SHORT TASK
Extract each line of the data and write it out again exactly.

__________________________________________________

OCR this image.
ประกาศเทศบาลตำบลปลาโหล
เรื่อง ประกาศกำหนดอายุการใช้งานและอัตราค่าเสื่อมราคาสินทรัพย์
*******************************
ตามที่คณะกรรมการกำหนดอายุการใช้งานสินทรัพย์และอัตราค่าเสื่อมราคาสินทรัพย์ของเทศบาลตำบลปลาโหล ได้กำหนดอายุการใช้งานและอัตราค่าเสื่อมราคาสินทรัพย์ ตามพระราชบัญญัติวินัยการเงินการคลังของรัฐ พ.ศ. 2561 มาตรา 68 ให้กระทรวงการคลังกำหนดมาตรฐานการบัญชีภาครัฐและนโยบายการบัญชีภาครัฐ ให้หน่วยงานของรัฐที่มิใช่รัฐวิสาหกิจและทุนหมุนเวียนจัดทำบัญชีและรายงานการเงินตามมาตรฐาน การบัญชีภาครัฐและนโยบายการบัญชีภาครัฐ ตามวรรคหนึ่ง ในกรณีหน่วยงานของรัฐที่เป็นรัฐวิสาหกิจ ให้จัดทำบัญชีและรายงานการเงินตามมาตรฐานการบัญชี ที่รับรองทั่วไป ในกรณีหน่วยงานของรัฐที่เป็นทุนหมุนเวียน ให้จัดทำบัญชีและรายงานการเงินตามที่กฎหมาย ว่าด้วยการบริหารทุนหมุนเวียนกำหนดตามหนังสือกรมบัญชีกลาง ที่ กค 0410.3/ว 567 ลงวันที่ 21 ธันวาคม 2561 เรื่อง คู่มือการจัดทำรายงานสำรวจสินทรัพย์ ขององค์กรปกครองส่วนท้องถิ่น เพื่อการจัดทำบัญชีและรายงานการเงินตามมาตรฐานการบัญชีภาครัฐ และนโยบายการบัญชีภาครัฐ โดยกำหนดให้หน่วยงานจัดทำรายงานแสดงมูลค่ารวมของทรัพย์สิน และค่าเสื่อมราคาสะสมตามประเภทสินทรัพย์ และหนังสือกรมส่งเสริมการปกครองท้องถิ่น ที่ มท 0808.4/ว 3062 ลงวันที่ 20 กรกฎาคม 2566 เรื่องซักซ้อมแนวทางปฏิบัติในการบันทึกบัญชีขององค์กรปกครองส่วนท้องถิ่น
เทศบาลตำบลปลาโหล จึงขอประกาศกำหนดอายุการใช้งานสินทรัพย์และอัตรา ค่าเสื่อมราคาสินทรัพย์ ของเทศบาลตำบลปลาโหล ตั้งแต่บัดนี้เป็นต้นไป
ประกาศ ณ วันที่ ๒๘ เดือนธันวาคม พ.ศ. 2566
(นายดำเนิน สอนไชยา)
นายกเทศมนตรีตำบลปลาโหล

__________________________________________________

TASK RESULT
OCR this image.
ประกาศเทศบาลตำบลปลาโหล
เรื่อง ประกาศกำหนดอายุการใช้งานและอัตราค่าเสื่อมราคาสินทรัพย์
*******************************
ตามที่คณะกรรมการกำหนดอายุการใช้งานสินทรัพย์และอัตราค่าเสื่อมราคาสินทรัพย์ของเทศบาลตำบลปลาโหล ได้กำหนดอายุการใช้งานและอัตราค่าเสื่อมราคาสินทรัพย์ ตามพระราชบัญญัติวินัยการเงินการคลังของรัฐ พ.ศ. 2561 มาตรา 68 ให้กระทรวงการคลังกำหนดมาตรฐานการบัญชีภาครัฐและนโยบายการบัญชีภาครัฐ ให้หน่วยงานของรัฐที่มิใช่รัฐวิสาหกิจและทุนหมุนเวียนจัดทำบัญชีและรายงานการเงินตามมาตรฐาน การบัญชีภาครัฐและนโยบายการบัญชีภาครัฐ ตามวรรคหนึ่ง ในกรณีหน่วยงานของรัฐที่เป็นรัฐวิสาหกิจ ให้จัดทำบัญชีและรายงานการเงินตามมาตรฐานการบัญชี ที่รับรองทั่วไป ในกรณีหน่วยงานของรัฐที่เป็นทุนหมุนเวียน ให้จัดทำบัญชีและรายงานการเงินตามที่กฎหมาย ว่าด้วยการบริหารทุนหมุนเวียนกำหนดตามหนังสือกรมบัญชีกลาง ที่ กค 0410.3/ว 567 ลงวันที่ 21 ธันวาคม 2561 เรื่อง คู่มือการจัดทำรายงานสำรวจสินทรัพย์ ขององค์กรปกครองส่วนท้องถิ่น เพื่อการจัดทำบัญชีและรายงานการเงินตามมาตรฐานการบัญชีภาครัฐ และนโยบายการบัญชีภาครัฐ โดยกำหนดให้หน่วยงานจัดทำรายงานแสดงมูลค่ารวมของทรัพย์สิน และค่าเสื่อมราคาสะสมตามประเภทสินทรัพย์ และหนังสือกรมส่งเสริมการปกครองท้องถิ่น ที่ มท 0808.4/ว 3062 ลงวันที่ 20 กรกฎาคม 2566 เรื่องซักซ้อมแนวทางปฏิบัติในการบันทึกบัญชีขององค์กรปกครองส่วนท้องถิ่น
เทศบาลตำบลปลาโหล จึงขอประกาศกำหนดอายุการใช้งานสินทรัพย์และอัตรา ค่าเสื่อมราคาสินทรัพย์ ของเทศบาลตำบลปลาโหล ตั้งแต่บัดนี้เป็นต้นไป
ประกาศ ณ วันที่ ๒๘ เดือนธันวาคม พ.ศ. 2566
(นายดำเนิน สอนไชยา)
นายกเทศมนตรีตำบลปลาโหล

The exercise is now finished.